→ **WHAT YOU ARE ASKED TO DO**
Collect each line containing "activities".

→ **PROVIDED RECORDS**
## begin
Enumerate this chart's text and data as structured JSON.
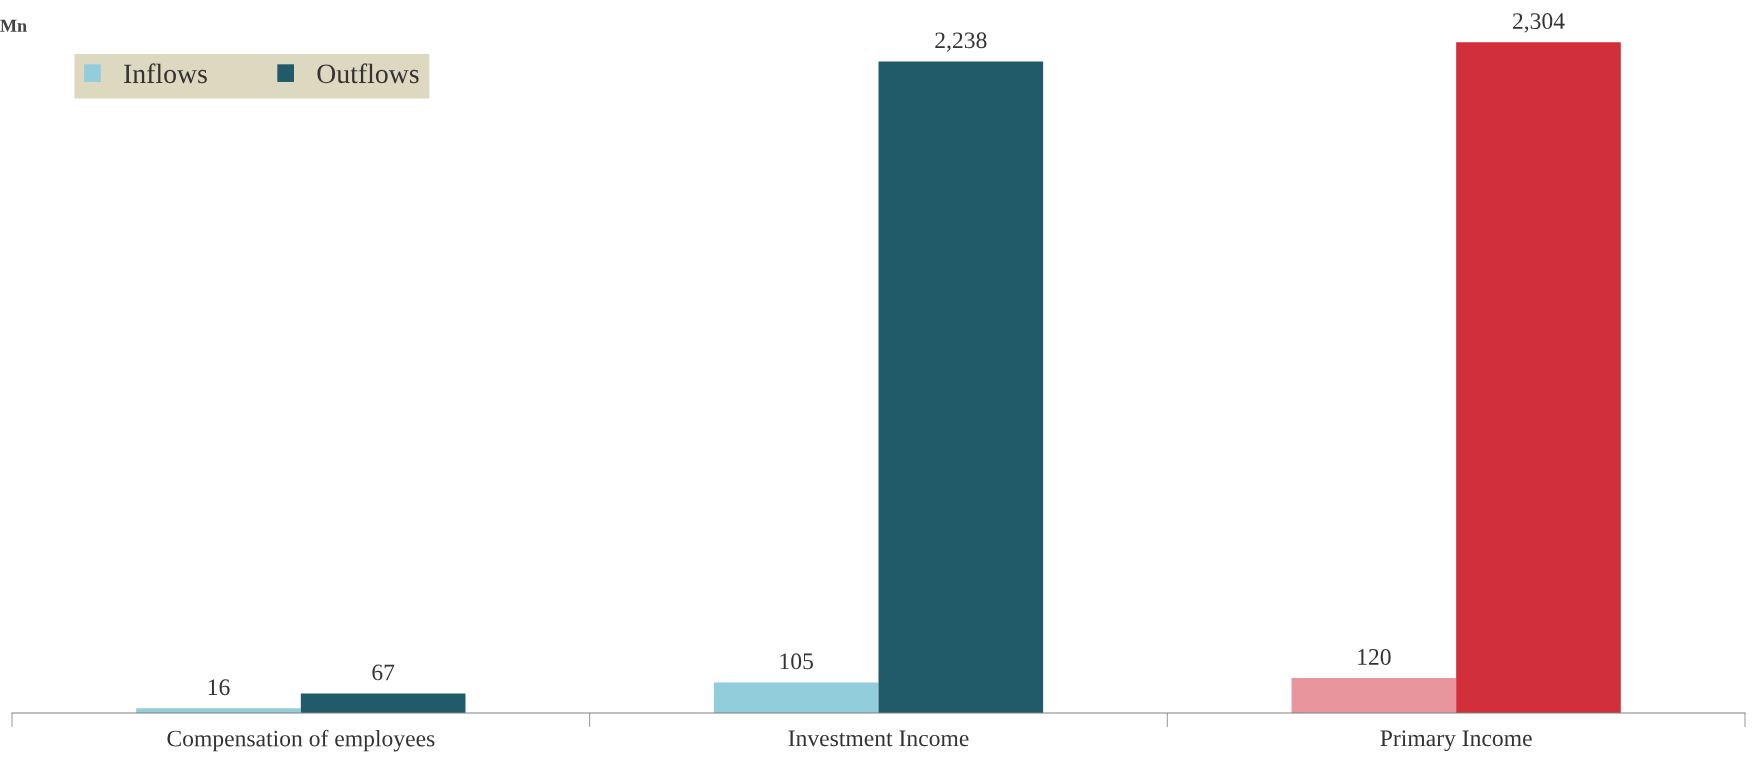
{
  "chart_data": {
    "type": "bar",
    "ylabel": "Mn",
    "categories": [
      "Compensation of employees",
      "Investment Income",
      "Primary Income"
    ],
    "series": [
      {
        "name": "Inflows",
        "color": "#92cddc",
        "colors": [
          "#92cddc",
          "#92cddc",
          "#e8959e"
        ],
        "values": [
          16,
          105,
          120
        ],
        "value_labels": [
          "16",
          "105",
          "120"
        ]
      },
      {
        "name": "Outflows",
        "color": "#215a69",
        "colors": [
          "#215a69",
          "#215a69",
          "#d12f3b"
        ],
        "values": [
          67,
          2238,
          2304
        ],
        "value_labels": [
          "67",
          "2,238",
          "2,304"
        ]
      }
    ],
    "legend": "top left",
    "grid": false
  }
}
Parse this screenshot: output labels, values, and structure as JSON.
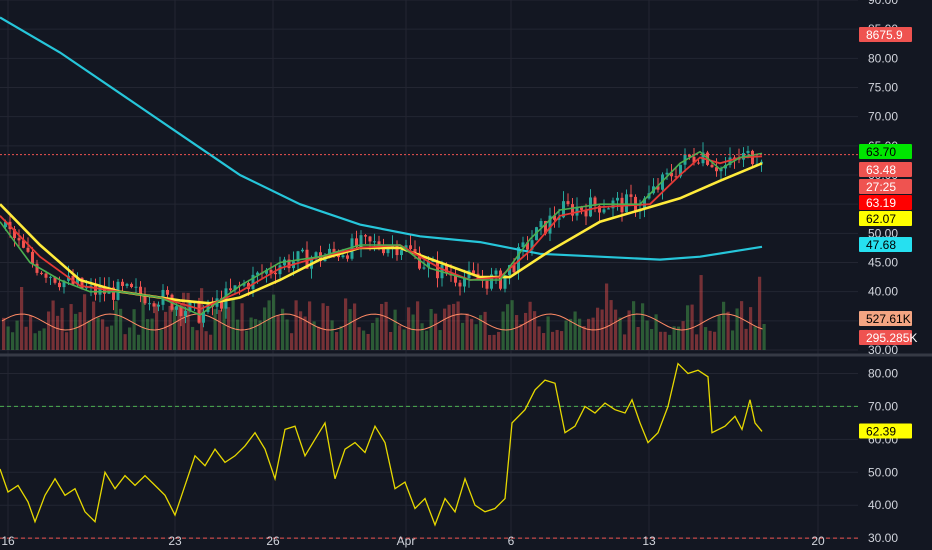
{
  "colors": {
    "background": "#131722",
    "grid": "#232632",
    "axis_text": "#d1d4dc",
    "candle_up": "#26a69a",
    "candle_down": "#ef5350",
    "bar_up": "#4caf50",
    "bar_down": "#ef5350",
    "ema_fast": "#4caf50",
    "ema_mid": "#e53935",
    "ema_slow": "#ffeb3b",
    "sma_long": "#26c6da",
    "volume_ma": "#ff8a65",
    "rsi_line": "#e6d800",
    "rsi_upper": "#4caf50",
    "rsi_lower": "#ef5350"
  },
  "chart_data": [
    {
      "type": "candlestick",
      "panel": "price",
      "x_ticks": [
        "16",
        "23",
        "26",
        "Apr",
        "6",
        "13",
        "20"
      ],
      "y_ticks": [
        "30.00",
        "35.00",
        "40.00",
        "45.00",
        "50.00",
        "55.00",
        "60.00",
        "65.00",
        "70.00",
        "75.00",
        "80.00",
        "85.00",
        "90.00"
      ],
      "ylim": [
        30,
        90
      ],
      "series": [
        {
          "key": "sma_long",
          "points": [
            [
              0,
              87
            ],
            [
              60,
              81
            ],
            [
              120,
              74
            ],
            [
              180,
              67
            ],
            [
              240,
              60
            ],
            [
              300,
              55
            ],
            [
              360,
              51.5
            ],
            [
              420,
              49.5
            ],
            [
              480,
              48.5
            ],
            [
              540,
              46.5
            ],
            [
              600,
              46
            ],
            [
              660,
              45.5
            ],
            [
              700,
              46
            ],
            [
              762,
              47.7
            ]
          ]
        },
        {
          "key": "ema_slow",
          "points": [
            [
              0,
              55
            ],
            [
              40,
              48
            ],
            [
              80,
              42
            ],
            [
              120,
              40
            ],
            [
              180,
              38.5
            ],
            [
              210,
              38
            ],
            [
              240,
              39
            ],
            [
              280,
              42
            ],
            [
              320,
              45.5
            ],
            [
              360,
              47.5
            ],
            [
              400,
              47.5
            ],
            [
              440,
              45
            ],
            [
              480,
              42.5
            ],
            [
              510,
              42.5
            ],
            [
              550,
              47
            ],
            [
              600,
              52
            ],
            [
              650,
              54.5
            ],
            [
              680,
              56
            ],
            [
              720,
              59
            ],
            [
              762,
              62
            ]
          ]
        },
        {
          "key": "ema_mid",
          "points": [
            [
              0,
              53
            ],
            [
              40,
              46
            ],
            [
              80,
              41
            ],
            [
              120,
              40
            ],
            [
              160,
              39
            ],
            [
              200,
              37
            ],
            [
              240,
              40
            ],
            [
              280,
              44
            ],
            [
              320,
              46
            ],
            [
              360,
              47.5
            ],
            [
              400,
              48
            ],
            [
              440,
              44
            ],
            [
              470,
              42
            ],
            [
              500,
              42.5
            ],
            [
              530,
              47
            ],
            [
              560,
              53
            ],
            [
              600,
              54.5
            ],
            [
              650,
              55
            ],
            [
              680,
              60
            ],
            [
              700,
              63
            ],
            [
              720,
              62
            ],
            [
              740,
              63
            ],
            [
              762,
              63.2
            ]
          ]
        },
        {
          "key": "ema_fast",
          "points": [
            [
              0,
              52
            ],
            [
              30,
              45
            ],
            [
              60,
              42
            ],
            [
              90,
              40
            ],
            [
              120,
              40
            ],
            [
              160,
              39
            ],
            [
              200,
              36
            ],
            [
              240,
              41
            ],
            [
              280,
              45
            ],
            [
              320,
              46
            ],
            [
              360,
              48
            ],
            [
              400,
              48
            ],
            [
              430,
              44
            ],
            [
              470,
              42
            ],
            [
              500,
              42
            ],
            [
              530,
              49
            ],
            [
              560,
              54
            ],
            [
              600,
              55
            ],
            [
              640,
              55
            ],
            [
              680,
              62
            ],
            [
              700,
              64
            ],
            [
              720,
              61
            ],
            [
              740,
              63
            ],
            [
              762,
              63.7
            ]
          ]
        }
      ],
      "last_values": [
        "8675.9",
        "63.70",
        "63.48",
        "27:25",
        "63.19",
        "62.07",
        "47.68",
        "527.61K",
        "295.285K"
      ],
      "reference_line": 63.5
    },
    {
      "type": "line",
      "panel": "rsi",
      "y_ticks": [
        "30.00",
        "40.00",
        "50.00",
        "60.00",
        "70.00",
        "80.00"
      ],
      "ylim": [
        27,
        85
      ],
      "upper": 70,
      "lower": 30,
      "last_value": "62.39",
      "values": [
        [
          0,
          51
        ],
        [
          8,
          44
        ],
        [
          18,
          46
        ],
        [
          28,
          41
        ],
        [
          35,
          35
        ],
        [
          45,
          43
        ],
        [
          55,
          48
        ],
        [
          65,
          43
        ],
        [
          75,
          45
        ],
        [
          85,
          38
        ],
        [
          95,
          35
        ],
        [
          105,
          50
        ],
        [
          115,
          45
        ],
        [
          125,
          49
        ],
        [
          135,
          46
        ],
        [
          145,
          49
        ],
        [
          155,
          46
        ],
        [
          165,
          43
        ],
        [
          175,
          37
        ],
        [
          185,
          46
        ],
        [
          195,
          55
        ],
        [
          205,
          52
        ],
        [
          215,
          57
        ],
        [
          225,
          53
        ],
        [
          235,
          55
        ],
        [
          245,
          58
        ],
        [
          255,
          62
        ],
        [
          265,
          57
        ],
        [
          275,
          48
        ],
        [
          285,
          63
        ],
        [
          295,
          64
        ],
        [
          305,
          55
        ],
        [
          315,
          60
        ],
        [
          325,
          65
        ],
        [
          335,
          48
        ],
        [
          345,
          57
        ],
        [
          355,
          59
        ],
        [
          365,
          56
        ],
        [
          375,
          64
        ],
        [
          385,
          59
        ],
        [
          395,
          45
        ],
        [
          405,
          47
        ],
        [
          415,
          39
        ],
        [
          425,
          42
        ],
        [
          435,
          34
        ],
        [
          445,
          42
        ],
        [
          455,
          38
        ],
        [
          465,
          48
        ],
        [
          475,
          40
        ],
        [
          485,
          38
        ],
        [
          495,
          39
        ],
        [
          505,
          42
        ],
        [
          512,
          65
        ],
        [
          525,
          69
        ],
        [
          535,
          75
        ],
        [
          545,
          78
        ],
        [
          555,
          77
        ],
        [
          565,
          62
        ],
        [
          575,
          64
        ],
        [
          585,
          70
        ],
        [
          595,
          68
        ],
        [
          605,
          71
        ],
        [
          615,
          69
        ],
        [
          625,
          68
        ],
        [
          632,
          72
        ],
        [
          640,
          65
        ],
        [
          648,
          59
        ],
        [
          658,
          62
        ],
        [
          668,
          70
        ],
        [
          678,
          83
        ],
        [
          688,
          80
        ],
        [
          698,
          81
        ],
        [
          708,
          79
        ],
        [
          712,
          62
        ],
        [
          725,
          64
        ],
        [
          735,
          67
        ],
        [
          742,
          63
        ],
        [
          750,
          72
        ],
        [
          755,
          65
        ],
        [
          762,
          62.4
        ]
      ]
    }
  ]
}
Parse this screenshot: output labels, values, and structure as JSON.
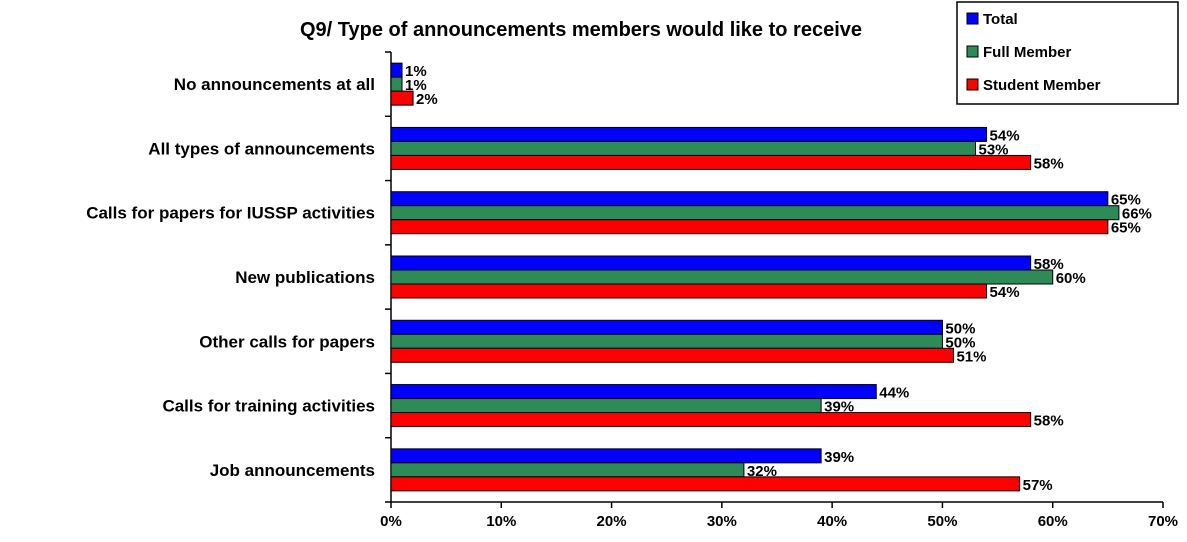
{
  "chart_data": {
    "type": "bar",
    "orientation": "horizontal",
    "title": "Q9/ Type of announcements members would like to receive",
    "categories": [
      "No announcements at all",
      "All types of announcements",
      "Calls for papers for IUSSP activities",
      "New publications",
      "Other calls for papers",
      "Calls for training activities",
      "Job announcements"
    ],
    "series": [
      {
        "name": "Total",
        "color": "#0000ff",
        "values": [
          1,
          54,
          65,
          58,
          50,
          44,
          39
        ]
      },
      {
        "name": "Full Member",
        "color": "#2e8b57",
        "values": [
          1,
          53,
          66,
          60,
          50,
          39,
          32
        ]
      },
      {
        "name": "Student Member",
        "color": "#ff0000",
        "values": [
          2,
          58,
          65,
          54,
          51,
          58,
          57
        ]
      }
    ],
    "value_suffix": "%",
    "xlim": [
      0,
      70
    ],
    "xticks": [
      "0%",
      "10%",
      "20%",
      "30%",
      "40%",
      "50%",
      "60%",
      "70%"
    ],
    "xlabel": "",
    "ylabel": "",
    "grid": false,
    "legend": "top-right"
  }
}
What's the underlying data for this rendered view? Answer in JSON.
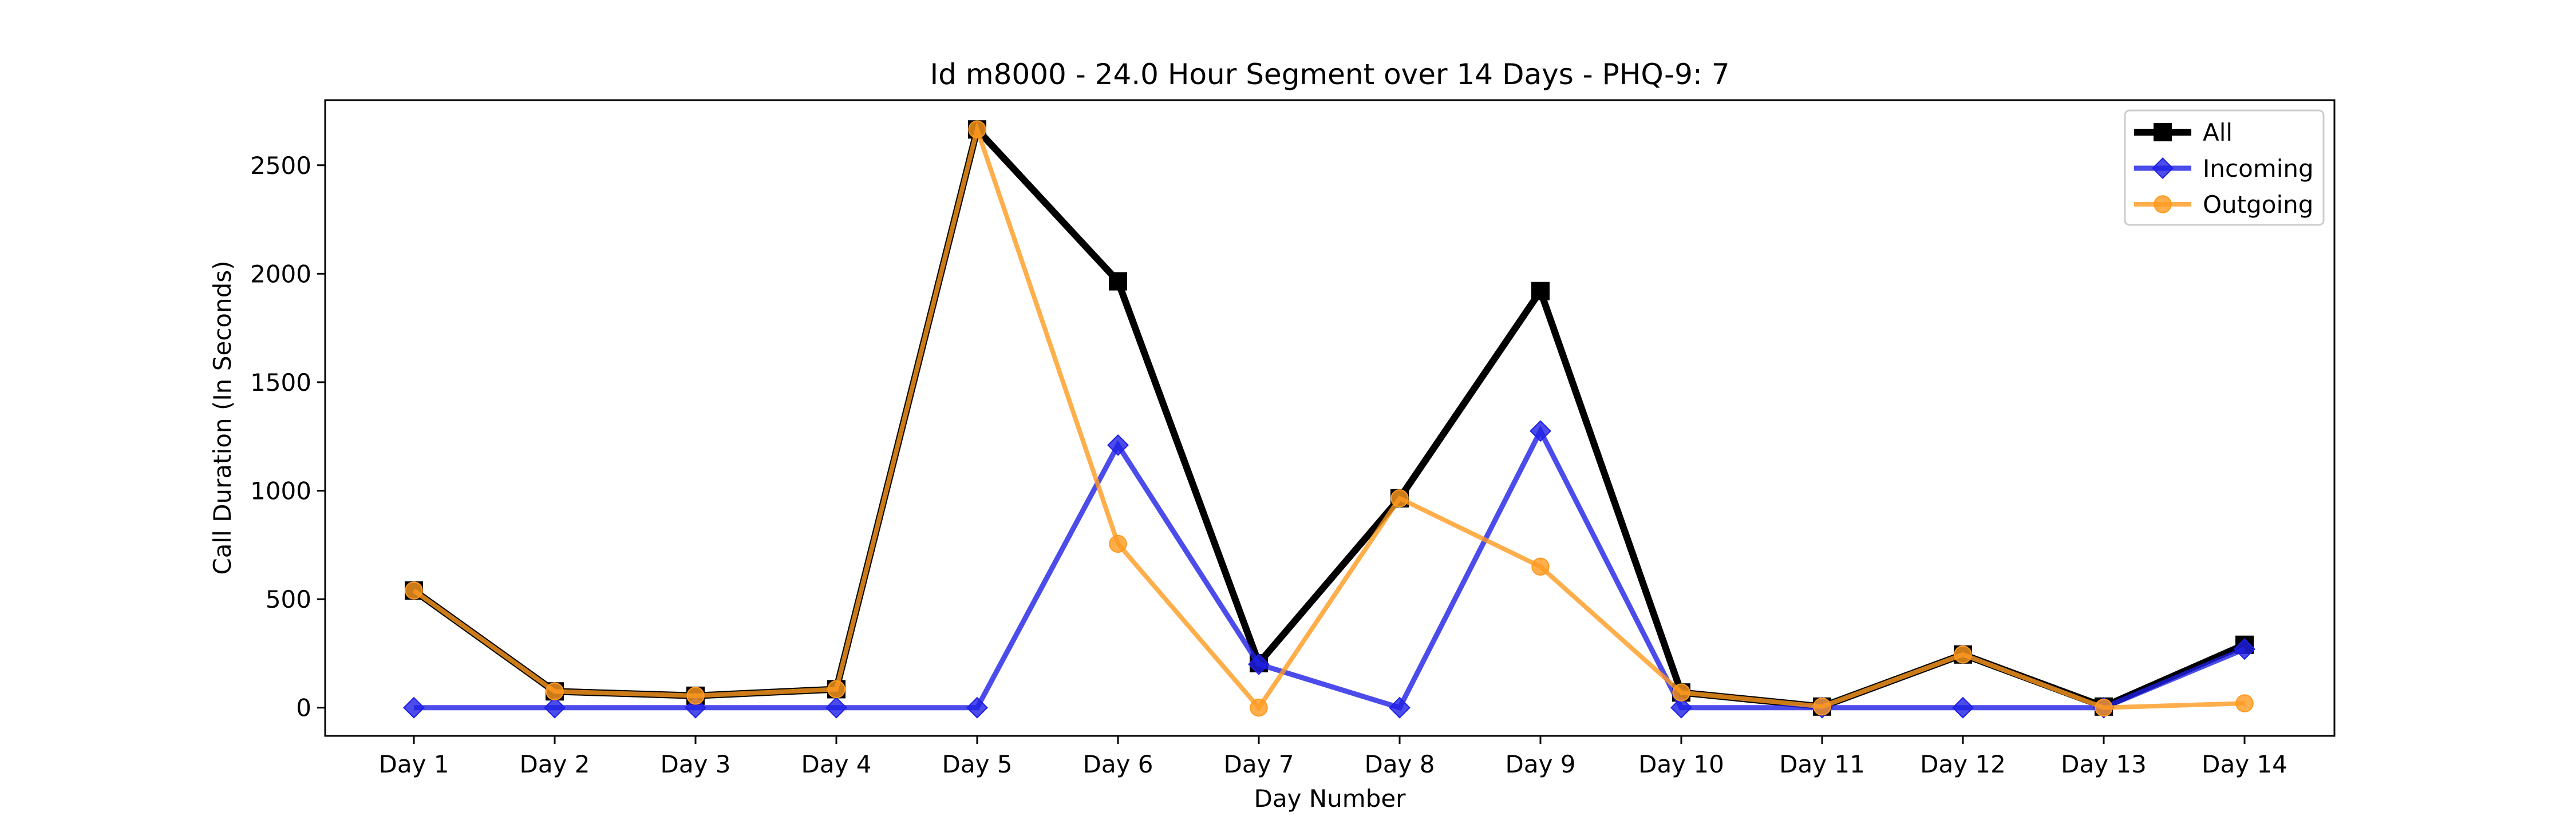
## end
→ **RESPONSE**
      "Calls for papers for IUSSP activities",
      "Calls for training activities",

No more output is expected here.